Dataset excerpt
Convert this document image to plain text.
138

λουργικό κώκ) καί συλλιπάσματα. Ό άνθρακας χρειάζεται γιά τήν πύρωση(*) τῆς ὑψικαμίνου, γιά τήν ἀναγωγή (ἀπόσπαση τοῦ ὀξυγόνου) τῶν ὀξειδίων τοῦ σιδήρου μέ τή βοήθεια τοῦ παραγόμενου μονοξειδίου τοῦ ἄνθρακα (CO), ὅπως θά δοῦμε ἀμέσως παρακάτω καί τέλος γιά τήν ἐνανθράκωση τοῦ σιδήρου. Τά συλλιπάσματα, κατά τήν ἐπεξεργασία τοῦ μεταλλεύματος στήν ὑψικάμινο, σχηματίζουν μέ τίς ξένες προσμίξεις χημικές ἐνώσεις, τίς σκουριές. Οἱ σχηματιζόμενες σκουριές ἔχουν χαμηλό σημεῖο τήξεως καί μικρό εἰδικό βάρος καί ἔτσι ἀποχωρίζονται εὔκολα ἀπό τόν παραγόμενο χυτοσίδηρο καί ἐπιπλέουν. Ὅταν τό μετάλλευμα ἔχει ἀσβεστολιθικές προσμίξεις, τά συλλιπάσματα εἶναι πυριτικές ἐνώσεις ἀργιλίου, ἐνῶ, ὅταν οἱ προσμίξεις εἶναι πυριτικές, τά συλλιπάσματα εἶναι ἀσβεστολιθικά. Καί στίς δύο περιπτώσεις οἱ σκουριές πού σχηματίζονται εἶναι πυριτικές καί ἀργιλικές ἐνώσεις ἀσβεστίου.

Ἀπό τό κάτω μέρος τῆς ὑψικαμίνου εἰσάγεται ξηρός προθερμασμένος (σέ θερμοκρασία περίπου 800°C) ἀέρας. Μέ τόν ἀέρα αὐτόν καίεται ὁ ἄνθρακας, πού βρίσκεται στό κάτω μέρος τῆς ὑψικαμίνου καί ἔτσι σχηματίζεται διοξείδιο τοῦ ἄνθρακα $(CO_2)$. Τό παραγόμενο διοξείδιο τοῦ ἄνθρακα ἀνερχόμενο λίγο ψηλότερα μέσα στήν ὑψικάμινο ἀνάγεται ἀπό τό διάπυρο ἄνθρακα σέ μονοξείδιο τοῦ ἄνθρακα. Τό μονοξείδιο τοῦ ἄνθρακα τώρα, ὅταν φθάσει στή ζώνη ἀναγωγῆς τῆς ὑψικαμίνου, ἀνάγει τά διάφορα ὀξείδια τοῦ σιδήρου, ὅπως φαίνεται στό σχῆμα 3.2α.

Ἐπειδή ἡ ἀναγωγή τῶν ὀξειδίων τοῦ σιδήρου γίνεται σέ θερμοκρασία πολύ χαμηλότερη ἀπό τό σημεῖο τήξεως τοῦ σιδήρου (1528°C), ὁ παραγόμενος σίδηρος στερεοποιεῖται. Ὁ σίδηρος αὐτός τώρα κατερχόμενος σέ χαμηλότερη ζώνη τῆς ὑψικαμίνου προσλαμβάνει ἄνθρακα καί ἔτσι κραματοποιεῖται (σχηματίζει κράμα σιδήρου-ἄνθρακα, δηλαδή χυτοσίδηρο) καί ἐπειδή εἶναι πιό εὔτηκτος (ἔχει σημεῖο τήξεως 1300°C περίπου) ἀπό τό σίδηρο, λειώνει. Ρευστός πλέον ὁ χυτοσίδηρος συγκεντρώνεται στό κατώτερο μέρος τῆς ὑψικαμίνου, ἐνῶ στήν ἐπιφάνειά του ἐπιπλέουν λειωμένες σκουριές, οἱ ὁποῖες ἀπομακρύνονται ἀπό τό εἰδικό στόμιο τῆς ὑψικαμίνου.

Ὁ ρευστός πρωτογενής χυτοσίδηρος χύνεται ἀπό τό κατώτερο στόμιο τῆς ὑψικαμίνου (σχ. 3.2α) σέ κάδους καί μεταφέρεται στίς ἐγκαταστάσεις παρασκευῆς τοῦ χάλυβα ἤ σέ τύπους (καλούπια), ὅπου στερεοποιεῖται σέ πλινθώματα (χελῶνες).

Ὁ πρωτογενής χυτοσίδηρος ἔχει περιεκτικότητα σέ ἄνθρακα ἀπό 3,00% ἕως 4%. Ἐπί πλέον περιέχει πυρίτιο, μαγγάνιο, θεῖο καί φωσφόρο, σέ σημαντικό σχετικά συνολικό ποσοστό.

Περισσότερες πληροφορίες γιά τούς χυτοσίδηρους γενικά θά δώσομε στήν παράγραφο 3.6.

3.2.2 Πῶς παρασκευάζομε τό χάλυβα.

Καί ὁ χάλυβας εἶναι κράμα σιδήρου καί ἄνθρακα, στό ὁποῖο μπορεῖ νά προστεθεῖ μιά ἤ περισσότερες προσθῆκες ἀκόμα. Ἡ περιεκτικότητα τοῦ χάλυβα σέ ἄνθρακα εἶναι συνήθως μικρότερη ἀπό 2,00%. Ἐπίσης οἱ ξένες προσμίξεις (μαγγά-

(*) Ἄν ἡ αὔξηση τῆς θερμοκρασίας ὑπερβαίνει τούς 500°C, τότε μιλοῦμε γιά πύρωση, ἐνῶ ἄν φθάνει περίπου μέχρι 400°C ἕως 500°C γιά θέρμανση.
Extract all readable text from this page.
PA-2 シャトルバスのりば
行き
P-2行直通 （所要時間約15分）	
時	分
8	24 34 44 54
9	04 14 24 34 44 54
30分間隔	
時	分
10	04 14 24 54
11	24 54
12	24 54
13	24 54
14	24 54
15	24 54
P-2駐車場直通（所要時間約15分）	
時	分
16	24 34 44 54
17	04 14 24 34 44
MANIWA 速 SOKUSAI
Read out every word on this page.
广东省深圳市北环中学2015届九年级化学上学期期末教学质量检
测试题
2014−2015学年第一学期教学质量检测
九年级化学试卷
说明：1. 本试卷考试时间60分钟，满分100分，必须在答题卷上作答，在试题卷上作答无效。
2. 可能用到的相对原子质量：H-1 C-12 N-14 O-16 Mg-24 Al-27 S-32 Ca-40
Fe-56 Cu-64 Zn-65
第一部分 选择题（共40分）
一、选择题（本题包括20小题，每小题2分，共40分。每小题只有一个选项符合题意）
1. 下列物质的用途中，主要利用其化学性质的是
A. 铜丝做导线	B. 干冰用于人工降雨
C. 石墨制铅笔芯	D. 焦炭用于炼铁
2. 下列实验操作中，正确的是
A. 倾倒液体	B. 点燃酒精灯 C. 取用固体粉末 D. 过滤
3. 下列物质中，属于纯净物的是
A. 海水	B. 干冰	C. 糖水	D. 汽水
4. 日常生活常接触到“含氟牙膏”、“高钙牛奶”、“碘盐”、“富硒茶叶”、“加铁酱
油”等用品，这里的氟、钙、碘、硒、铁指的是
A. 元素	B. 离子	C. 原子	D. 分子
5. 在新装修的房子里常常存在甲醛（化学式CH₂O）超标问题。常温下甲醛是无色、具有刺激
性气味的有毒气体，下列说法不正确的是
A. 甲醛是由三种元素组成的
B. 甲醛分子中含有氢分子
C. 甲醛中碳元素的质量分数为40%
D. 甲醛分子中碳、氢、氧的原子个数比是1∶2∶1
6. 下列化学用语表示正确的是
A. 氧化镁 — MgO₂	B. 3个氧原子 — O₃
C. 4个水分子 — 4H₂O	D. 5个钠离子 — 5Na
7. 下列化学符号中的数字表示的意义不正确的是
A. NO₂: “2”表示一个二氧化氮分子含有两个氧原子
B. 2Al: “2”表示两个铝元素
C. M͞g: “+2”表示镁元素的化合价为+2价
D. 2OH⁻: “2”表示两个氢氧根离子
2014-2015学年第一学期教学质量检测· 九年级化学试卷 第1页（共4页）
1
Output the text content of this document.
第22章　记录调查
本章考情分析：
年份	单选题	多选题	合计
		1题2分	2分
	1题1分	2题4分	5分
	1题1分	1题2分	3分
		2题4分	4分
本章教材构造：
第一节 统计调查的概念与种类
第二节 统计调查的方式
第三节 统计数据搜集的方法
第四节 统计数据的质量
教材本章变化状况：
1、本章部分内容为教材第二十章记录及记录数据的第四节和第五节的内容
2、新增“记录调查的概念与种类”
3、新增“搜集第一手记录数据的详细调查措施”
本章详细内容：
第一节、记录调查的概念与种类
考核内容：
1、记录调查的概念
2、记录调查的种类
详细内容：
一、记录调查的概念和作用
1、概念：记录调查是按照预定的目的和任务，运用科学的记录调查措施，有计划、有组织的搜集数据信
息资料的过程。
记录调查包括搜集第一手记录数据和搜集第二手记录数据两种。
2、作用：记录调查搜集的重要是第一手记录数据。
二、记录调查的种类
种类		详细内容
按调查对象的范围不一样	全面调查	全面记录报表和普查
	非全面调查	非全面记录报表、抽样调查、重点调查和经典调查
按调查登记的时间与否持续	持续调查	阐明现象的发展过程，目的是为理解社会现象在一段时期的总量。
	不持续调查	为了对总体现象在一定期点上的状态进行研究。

**WRITTEN EXERCISE:** Which lines above contain "document"? Show each of them.

**OUTPUT FOR THIS EXERCISE:**
Convert this document image to plain text.
Output the text content of this document.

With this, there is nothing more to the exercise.